Each record below is to be reproduced without any change.

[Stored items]

☆ ☆ ☆ ☆ ☆

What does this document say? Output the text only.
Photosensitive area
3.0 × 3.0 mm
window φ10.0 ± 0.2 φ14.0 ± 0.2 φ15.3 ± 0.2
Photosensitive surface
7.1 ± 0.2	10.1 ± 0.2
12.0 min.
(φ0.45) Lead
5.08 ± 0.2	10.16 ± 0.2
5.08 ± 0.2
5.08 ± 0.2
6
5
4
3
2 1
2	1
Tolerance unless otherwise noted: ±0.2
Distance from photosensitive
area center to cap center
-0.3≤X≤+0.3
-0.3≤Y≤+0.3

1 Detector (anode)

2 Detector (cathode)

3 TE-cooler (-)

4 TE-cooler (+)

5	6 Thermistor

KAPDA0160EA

☆ ☆ ☆ ☆ ☆

__Expected output__:
What does this document say? Output the text only.
Photosensitive area
3.0 × 3.0 mm
window φ10.0 ± 0.2 φ14.0 ± 0.2 φ15.3 ± 0.2
Photosensitive surface
7.1 ± 0.2	10.1 ± 0.2
12.0 min.
(φ0.45) Lead
5.08 ± 0.2	10.16 ± 0.2
5.08 ± 0.2
5.08 ± 0.2
6
5
4
3
2 1
2	1
Tolerance unless otherwise noted: ±0.2
Distance from photosensitive
area center to cap center
-0.3≤X≤+0.3
-0.3≤Y≤+0.3

1 Detector (anode)

2 Detector (cathode)

3 TE-cooler (-)

4 TE-cooler (+)

5	6 Thermistor

KAPDA0160EA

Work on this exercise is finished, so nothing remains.